WHAT IS BEING ASKED = Review the material line by line. Identify and copy every line that contains the string "Tops".

(Figure record listings)
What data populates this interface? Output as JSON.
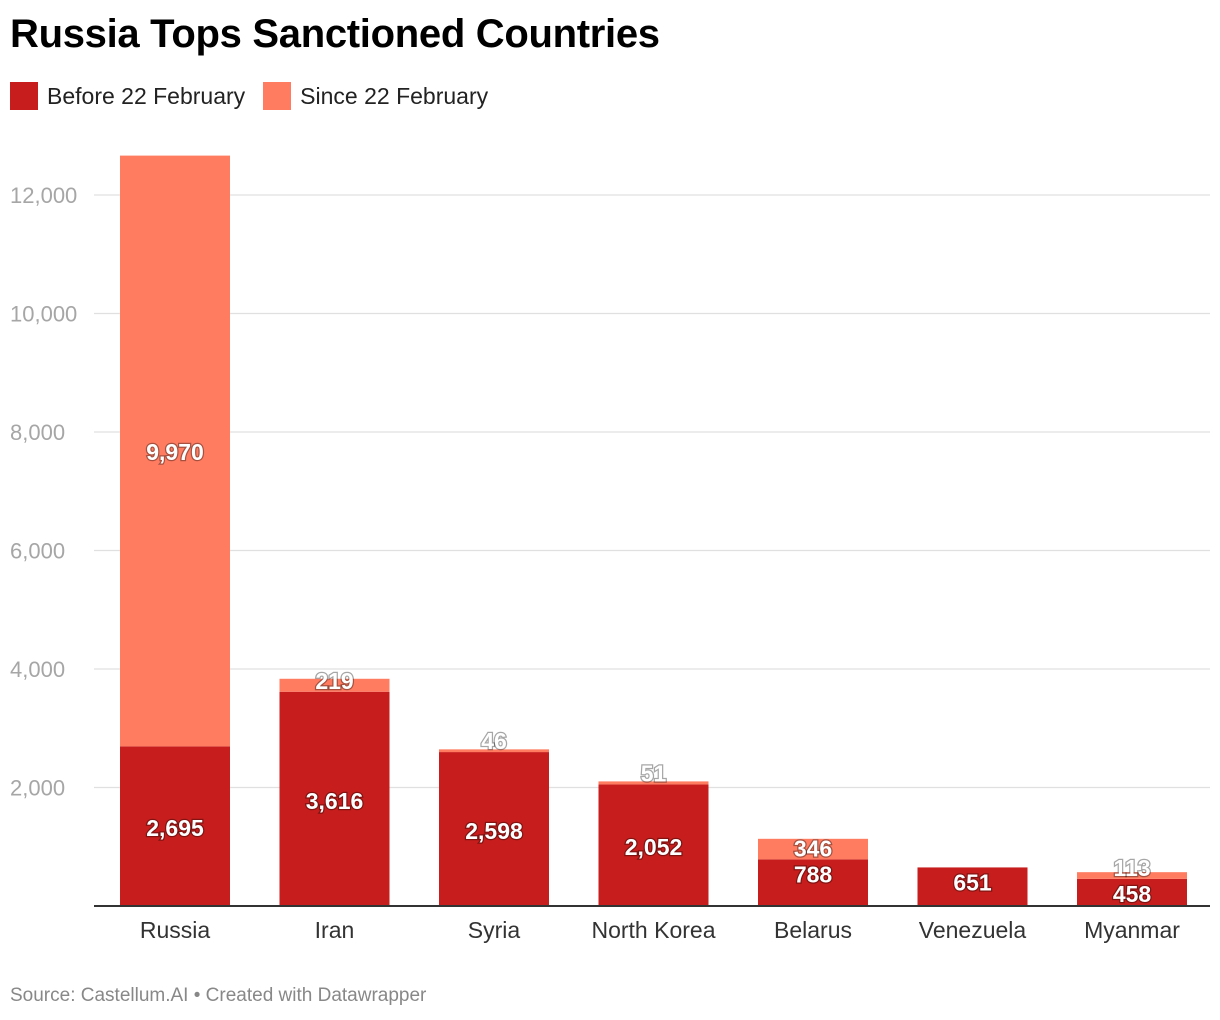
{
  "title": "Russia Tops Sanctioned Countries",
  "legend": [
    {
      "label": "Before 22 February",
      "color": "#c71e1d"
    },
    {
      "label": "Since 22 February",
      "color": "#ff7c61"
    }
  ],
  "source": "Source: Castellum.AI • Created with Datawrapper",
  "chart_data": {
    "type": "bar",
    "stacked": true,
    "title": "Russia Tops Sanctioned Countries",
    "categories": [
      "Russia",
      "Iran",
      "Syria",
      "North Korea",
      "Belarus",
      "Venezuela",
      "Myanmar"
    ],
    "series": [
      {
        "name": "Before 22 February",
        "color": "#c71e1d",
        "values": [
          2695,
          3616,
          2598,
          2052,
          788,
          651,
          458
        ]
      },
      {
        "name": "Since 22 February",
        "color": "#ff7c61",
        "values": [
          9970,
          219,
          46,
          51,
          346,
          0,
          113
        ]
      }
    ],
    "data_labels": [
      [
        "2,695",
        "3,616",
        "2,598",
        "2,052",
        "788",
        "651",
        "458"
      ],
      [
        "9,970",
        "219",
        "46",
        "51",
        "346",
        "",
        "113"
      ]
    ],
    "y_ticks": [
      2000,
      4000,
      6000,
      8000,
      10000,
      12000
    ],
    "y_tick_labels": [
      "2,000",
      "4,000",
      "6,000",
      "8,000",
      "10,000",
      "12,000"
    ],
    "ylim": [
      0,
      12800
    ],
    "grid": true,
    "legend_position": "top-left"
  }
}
* * *
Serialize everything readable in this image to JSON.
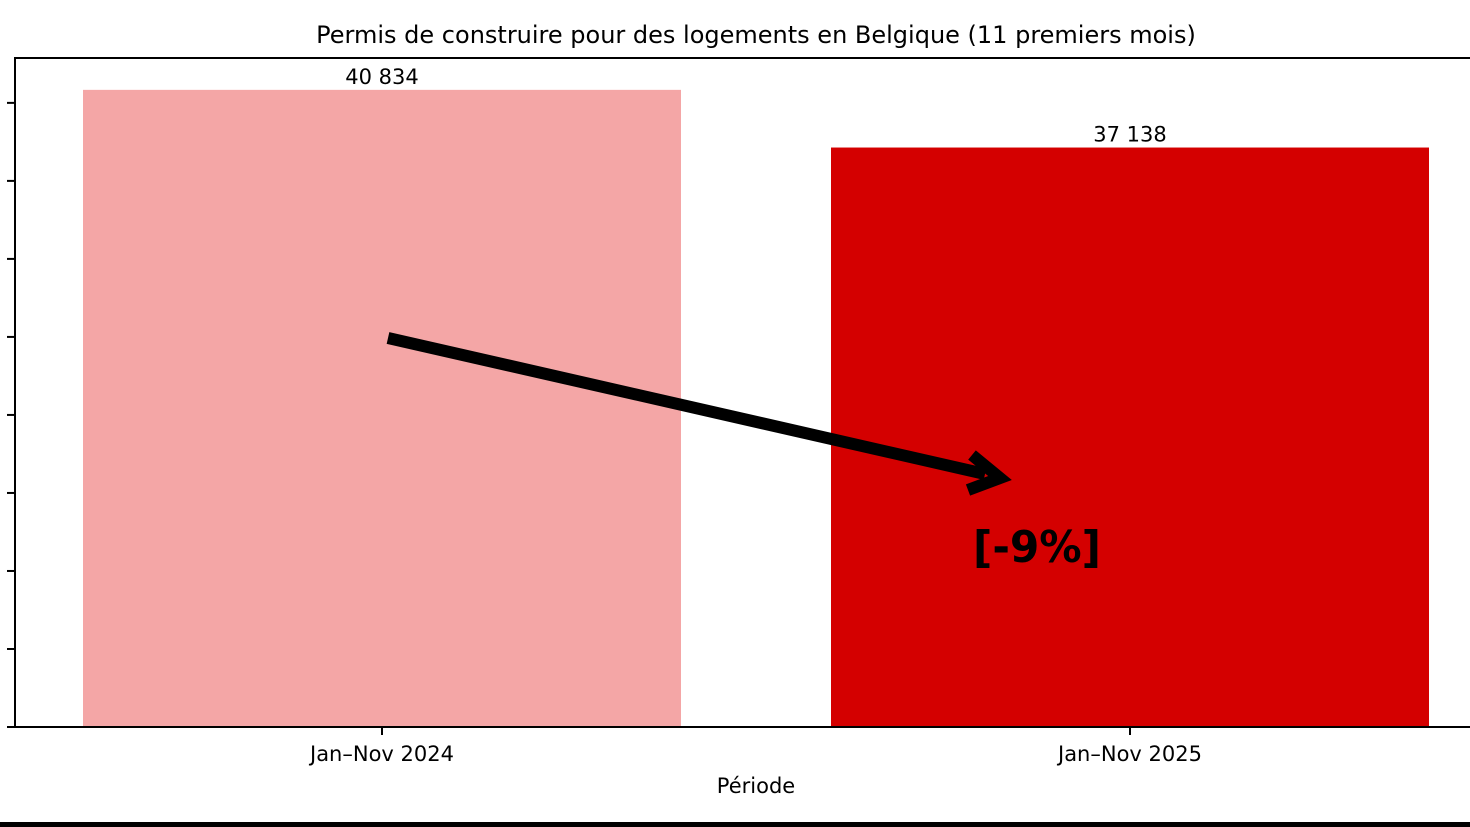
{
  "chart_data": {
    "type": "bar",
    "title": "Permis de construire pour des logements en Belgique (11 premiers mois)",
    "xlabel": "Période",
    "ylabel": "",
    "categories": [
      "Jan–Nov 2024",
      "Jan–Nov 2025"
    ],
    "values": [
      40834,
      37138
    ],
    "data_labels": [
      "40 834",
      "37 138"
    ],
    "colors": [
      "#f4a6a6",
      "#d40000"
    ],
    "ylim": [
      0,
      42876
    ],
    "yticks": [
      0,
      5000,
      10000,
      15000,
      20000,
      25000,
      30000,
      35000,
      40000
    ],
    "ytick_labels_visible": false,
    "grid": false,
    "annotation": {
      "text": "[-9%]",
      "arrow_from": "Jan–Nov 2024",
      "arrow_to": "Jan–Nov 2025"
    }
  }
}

ANSWER TO THE TASK =
  "title": "Russia Tops Sanctioned Countries",
    "title": "Russia Tops Sanctioned Countries",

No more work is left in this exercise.